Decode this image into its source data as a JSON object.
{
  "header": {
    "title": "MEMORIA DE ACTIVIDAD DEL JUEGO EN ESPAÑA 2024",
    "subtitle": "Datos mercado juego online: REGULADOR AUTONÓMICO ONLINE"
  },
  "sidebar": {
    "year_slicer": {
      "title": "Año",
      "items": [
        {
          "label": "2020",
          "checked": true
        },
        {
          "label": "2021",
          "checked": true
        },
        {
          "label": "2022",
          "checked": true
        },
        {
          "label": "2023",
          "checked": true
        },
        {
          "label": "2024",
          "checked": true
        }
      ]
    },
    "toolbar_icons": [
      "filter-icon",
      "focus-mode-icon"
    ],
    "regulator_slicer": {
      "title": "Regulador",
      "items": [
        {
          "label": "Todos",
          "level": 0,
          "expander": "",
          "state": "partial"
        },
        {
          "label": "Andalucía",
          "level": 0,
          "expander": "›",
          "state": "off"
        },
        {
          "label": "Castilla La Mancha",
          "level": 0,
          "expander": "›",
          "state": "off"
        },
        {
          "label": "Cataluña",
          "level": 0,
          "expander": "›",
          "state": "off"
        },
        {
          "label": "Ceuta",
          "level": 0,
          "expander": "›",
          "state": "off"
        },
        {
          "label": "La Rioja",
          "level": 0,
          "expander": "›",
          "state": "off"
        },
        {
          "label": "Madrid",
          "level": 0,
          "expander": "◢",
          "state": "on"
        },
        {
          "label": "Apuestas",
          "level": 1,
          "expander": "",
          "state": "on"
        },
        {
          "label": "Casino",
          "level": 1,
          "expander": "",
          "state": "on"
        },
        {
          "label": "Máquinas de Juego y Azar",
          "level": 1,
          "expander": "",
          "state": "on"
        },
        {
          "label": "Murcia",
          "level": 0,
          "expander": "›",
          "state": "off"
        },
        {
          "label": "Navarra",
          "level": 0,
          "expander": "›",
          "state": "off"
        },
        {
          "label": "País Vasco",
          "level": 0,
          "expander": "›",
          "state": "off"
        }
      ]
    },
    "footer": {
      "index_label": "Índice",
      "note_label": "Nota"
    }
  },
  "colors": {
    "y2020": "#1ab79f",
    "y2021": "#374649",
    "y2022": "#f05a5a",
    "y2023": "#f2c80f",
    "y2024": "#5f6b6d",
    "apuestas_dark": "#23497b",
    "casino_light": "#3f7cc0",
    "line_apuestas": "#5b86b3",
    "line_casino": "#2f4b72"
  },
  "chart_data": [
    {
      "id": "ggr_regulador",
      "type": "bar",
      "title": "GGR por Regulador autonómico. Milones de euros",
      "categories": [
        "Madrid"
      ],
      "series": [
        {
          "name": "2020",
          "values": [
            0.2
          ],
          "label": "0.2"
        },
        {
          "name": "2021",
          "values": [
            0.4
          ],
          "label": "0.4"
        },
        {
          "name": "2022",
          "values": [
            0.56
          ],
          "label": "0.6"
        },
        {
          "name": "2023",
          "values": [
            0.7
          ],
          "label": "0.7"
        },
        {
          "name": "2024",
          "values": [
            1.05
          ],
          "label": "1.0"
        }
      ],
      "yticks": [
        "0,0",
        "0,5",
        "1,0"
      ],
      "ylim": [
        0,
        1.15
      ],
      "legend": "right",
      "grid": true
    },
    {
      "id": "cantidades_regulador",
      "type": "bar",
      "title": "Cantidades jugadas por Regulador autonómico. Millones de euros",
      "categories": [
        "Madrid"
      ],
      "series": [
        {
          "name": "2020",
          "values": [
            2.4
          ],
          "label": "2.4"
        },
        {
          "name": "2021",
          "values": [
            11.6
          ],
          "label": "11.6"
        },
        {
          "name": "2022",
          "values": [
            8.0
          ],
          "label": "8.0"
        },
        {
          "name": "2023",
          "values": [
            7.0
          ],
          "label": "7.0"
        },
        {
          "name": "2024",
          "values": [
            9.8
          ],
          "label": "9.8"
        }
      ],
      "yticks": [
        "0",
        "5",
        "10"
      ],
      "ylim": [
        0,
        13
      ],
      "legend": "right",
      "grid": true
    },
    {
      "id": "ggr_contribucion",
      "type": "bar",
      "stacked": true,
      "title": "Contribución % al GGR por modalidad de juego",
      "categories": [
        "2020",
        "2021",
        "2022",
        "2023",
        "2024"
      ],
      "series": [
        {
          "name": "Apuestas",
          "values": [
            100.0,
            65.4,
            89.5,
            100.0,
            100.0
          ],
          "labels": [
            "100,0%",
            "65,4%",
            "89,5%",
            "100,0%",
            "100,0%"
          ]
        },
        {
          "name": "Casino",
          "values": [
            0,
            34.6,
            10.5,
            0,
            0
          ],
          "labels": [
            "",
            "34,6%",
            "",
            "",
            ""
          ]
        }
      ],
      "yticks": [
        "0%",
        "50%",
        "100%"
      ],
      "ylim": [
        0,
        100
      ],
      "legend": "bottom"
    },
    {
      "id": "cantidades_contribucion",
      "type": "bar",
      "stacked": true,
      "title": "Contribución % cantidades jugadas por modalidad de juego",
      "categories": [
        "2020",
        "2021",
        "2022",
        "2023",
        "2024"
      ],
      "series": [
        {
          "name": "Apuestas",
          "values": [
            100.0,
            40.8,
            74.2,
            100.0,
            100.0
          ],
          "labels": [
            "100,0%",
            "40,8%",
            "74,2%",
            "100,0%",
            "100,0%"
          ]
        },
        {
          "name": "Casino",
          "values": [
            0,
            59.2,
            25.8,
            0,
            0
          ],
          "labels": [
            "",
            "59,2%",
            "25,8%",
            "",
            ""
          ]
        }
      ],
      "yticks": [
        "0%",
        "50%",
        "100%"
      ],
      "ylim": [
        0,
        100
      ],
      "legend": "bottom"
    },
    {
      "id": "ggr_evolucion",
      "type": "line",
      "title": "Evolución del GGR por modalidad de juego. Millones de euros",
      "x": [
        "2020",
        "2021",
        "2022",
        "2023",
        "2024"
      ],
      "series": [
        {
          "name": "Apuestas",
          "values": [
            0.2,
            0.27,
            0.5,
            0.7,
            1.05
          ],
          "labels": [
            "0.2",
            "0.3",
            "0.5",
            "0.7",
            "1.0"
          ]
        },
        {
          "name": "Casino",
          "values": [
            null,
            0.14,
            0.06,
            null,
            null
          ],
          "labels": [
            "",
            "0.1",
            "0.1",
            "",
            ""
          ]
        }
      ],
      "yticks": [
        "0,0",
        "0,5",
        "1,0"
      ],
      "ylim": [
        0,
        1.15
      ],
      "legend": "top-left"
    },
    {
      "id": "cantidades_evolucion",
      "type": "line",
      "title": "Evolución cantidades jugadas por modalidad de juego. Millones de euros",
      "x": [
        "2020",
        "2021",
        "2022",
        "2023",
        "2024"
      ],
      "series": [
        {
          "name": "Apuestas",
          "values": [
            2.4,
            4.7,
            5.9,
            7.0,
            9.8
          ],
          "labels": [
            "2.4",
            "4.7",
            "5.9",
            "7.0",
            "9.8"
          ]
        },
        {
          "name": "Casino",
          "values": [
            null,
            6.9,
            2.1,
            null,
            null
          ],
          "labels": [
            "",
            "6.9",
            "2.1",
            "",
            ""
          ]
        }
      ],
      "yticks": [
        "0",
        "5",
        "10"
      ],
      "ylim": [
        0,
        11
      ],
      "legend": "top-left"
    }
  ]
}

..............................

Requirements> Retype every record above exactly as it appears.

Response>
Decode this image into its source data as a JSON object.
{
  "header": {
    "title": "MEMORIA DE ACTIVIDAD DEL JUEGO EN ESPAÑA 2024",
    "subtitle": "Datos mercado juego online: REGULADOR AUTONÓMICO ONLINE"
  },
  "sidebar": {
    "year_slicer": {
      "title": "Año",
      "items": [
        {
          "label": "2020",
          "checked": true
        },
        {
          "label": "2021",
          "checked": true
        },
        {
          "label": "2022",
          "checked": true
        },
        {
          "label": "2023",
          "checked": true
        },
        {
          "label": "2024",
          "checked": true
        }
      ]
    },
    "toolbar_icons": [
      "filter-icon",
      "focus-mode-icon"
    ],
    "regulator_slicer": {
      "title": "Regulador",
      "items": [
        {
          "label": "Todos",
          "level": 0,
          "expander": "",
          "state": "partial"
        },
        {
          "label": "Andalucía",
          "level": 0,
          "expander": "›",
          "state": "off"
        },
        {
          "label": "Castilla La Mancha",
          "level": 0,
          "expander": "›",
          "state": "off"
        },
        {
          "label": "Cataluña",
          "level": 0,
          "expander": "›",
          "state": "off"
        },
        {
          "label": "Ceuta",
          "level": 0,
          "expander": "›",
          "state": "off"
        },
        {
          "label": "La Rioja",
          "level": 0,
          "expander": "›",
          "state": "off"
        },
        {
          "label": "Madrid",
          "level": 0,
          "expander": "◢",
          "state": "on"
        },
        {
          "label": "Apuestas",
          "level": 1,
          "expander": "",
          "state": "on"
        },
        {
          "label": "Casino",
          "level": 1,
          "expander": "",
          "state": "on"
        },
        {
          "label": "Máquinas de Juego y Azar",
          "level": 1,
          "expander": "",
          "state": "on"
        },
        {
          "label": "Murcia",
          "level": 0,
          "expander": "›",
          "state": "off"
        },
        {
          "label": "Navarra",
          "level": 0,
          "expander": "›",
          "state": "off"
        },
        {
          "label": "País Vasco",
          "level": 0,
          "expander": "›",
          "state": "off"
        }
      ]
    },
    "footer": {
      "index_label": "Índice",
      "note_label": "Nota"
    }
  },
  "colors": {
    "y2020": "#1ab79f",
    "y2021": "#374649",
    "y2022": "#f05a5a",
    "y2023": "#f2c80f",
    "y2024": "#5f6b6d",
    "apuestas_dark": "#23497b",
    "casino_light": "#3f7cc0",
    "line_apuestas": "#5b86b3",
    "line_casino": "#2f4b72"
  },
  "chart_data": [
    {
      "id": "ggr_regulador",
      "type": "bar",
      "title": "GGR por Regulador autonómico. Milones de euros",
      "categories": [
        "Madrid"
      ],
      "series": [
        {
          "name": "2020",
          "values": [
            0.2
          ],
          "label": "0.2"
        },
        {
          "name": "2021",
          "values": [
            0.4
          ],
          "label": "0.4"
        },
        {
          "name": "2022",
          "values": [
            0.56
          ],
          "label": "0.6"
        },
        {
          "name": "2023",
          "values": [
            0.7
          ],
          "label": "0.7"
        },
        {
          "name": "2024",
          "values": [
            1.05
          ],
          "label": "1.0"
        }
      ],
      "yticks": [
        "0,0",
        "0,5",
        "1,0"
      ],
      "ylim": [
        0,
        1.15
      ],
      "legend": "right",
      "grid": true
    },
    {
      "id": "cantidades_regulador",
      "type": "bar",
      "title": "Cantidades jugadas por Regulador autonómico. Millones de euros",
      "categories": [
        "Madrid"
      ],
      "series": [
        {
          "name": "2020",
          "values": [
            2.4
          ],
          "label": "2.4"
        },
        {
          "name": "2021",
          "values": [
            11.6
          ],
          "label": "11.6"
        },
        {
          "name": "2022",
          "values": [
            8.0
          ],
          "label": "8.0"
        },
        {
          "name": "2023",
          "values": [
            7.0
          ],
          "label": "7.0"
        },
        {
          "name": "2024",
          "values": [
            9.8
          ],
          "label": "9.8"
        }
      ],
      "yticks": [
        "0",
        "5",
        "10"
      ],
      "ylim": [
        0,
        13
      ],
      "legend": "right",
      "grid": true
    },
    {
      "id": "ggr_contribucion",
      "type": "bar",
      "stacked": true,
      "title": "Contribución % al GGR por modalidad de juego",
      "categories": [
        "2020",
        "2021",
        "2022",
        "2023",
        "2024"
      ],
      "series": [
        {
          "name": "Apuestas",
          "values": [
            100.0,
            65.4,
            89.5,
            100.0,
            100.0
          ],
          "labels": [
            "100,0%",
            "65,4%",
            "89,5%",
            "100,0%",
            "100,0%"
          ]
        },
        {
          "name": "Casino",
          "values": [
            0,
            34.6,
            10.5,
            0,
            0
          ],
          "labels": [
            "",
            "34,6%",
            "",
            "",
            ""
          ]
        }
      ],
      "yticks": [
        "0%",
        "50%",
        "100%"
      ],
      "ylim": [
        0,
        100
      ],
      "legend": "bottom"
    },
    {
      "id": "cantidades_contribucion",
      "type": "bar",
      "stacked": true,
      "title": "Contribución % cantidades jugadas por modalidad de juego",
      "categories": [
        "2020",
        "2021",
        "2022",
        "2023",
        "2024"
      ],
      "series": [
        {
          "name": "Apuestas",
          "values": [
            100.0,
            40.8,
            74.2,
            100.0,
            100.0
          ],
          "labels": [
            "100,0%",
            "40,8%",
            "74,2%",
            "100,0%",
            "100,0%"
          ]
        },
        {
          "name": "Casino",
          "values": [
            0,
            59.2,
            25.8,
            0,
            0
          ],
          "labels": [
            "",
            "59,2%",
            "25,8%",
            "",
            ""
          ]
        }
      ],
      "yticks": [
        "0%",
        "50%",
        "100%"
      ],
      "ylim": [
        0,
        100
      ],
      "legend": "bottom"
    },
    {
      "id": "ggr_evolucion",
      "type": "line",
      "title": "Evolución del GGR por modalidad de juego. Millones de euros",
      "x": [
        "2020",
        "2021",
        "2022",
        "2023",
        "2024"
      ],
      "series": [
        {
          "name": "Apuestas",
          "values": [
            0.2,
            0.27,
            0.5,
            0.7,
            1.05
          ],
          "labels": [
            "0.2",
            "0.3",
            "0.5",
            "0.7",
            "1.0"
          ]
        },
        {
          "name": "Casino",
          "values": [
            null,
            0.14,
            0.06,
            null,
            null
          ],
          "labels": [
            "",
            "0.1",
            "0.1",
            "",
            ""
          ]
        }
      ],
      "yticks": [
        "0,0",
        "0,5",
        "1,0"
      ],
      "ylim": [
        0,
        1.15
      ],
      "legend": "top-left"
    },
    {
      "id": "cantidades_evolucion",
      "type": "line",
      "title": "Evolución cantidades jugadas por modalidad de juego. Millones de euros",
      "x": [
        "2020",
        "2021",
        "2022",
        "2023",
        "2024"
      ],
      "series": [
        {
          "name": "Apuestas",
          "values": [
            2.4,
            4.7,
            5.9,
            7.0,
            9.8
          ],
          "labels": [
            "2.4",
            "4.7",
            "5.9",
            "7.0",
            "9.8"
          ]
        },
        {
          "name": "Casino",
          "values": [
            null,
            6.9,
            2.1,
            null,
            null
          ],
          "labels": [
            "",
            "6.9",
            "2.1",
            "",
            ""
          ]
        }
      ],
      "yticks": [
        "0",
        "5",
        "10"
      ],
      "ylim": [
        0,
        11
      ],
      "legend": "top-left"
    }
  ]
}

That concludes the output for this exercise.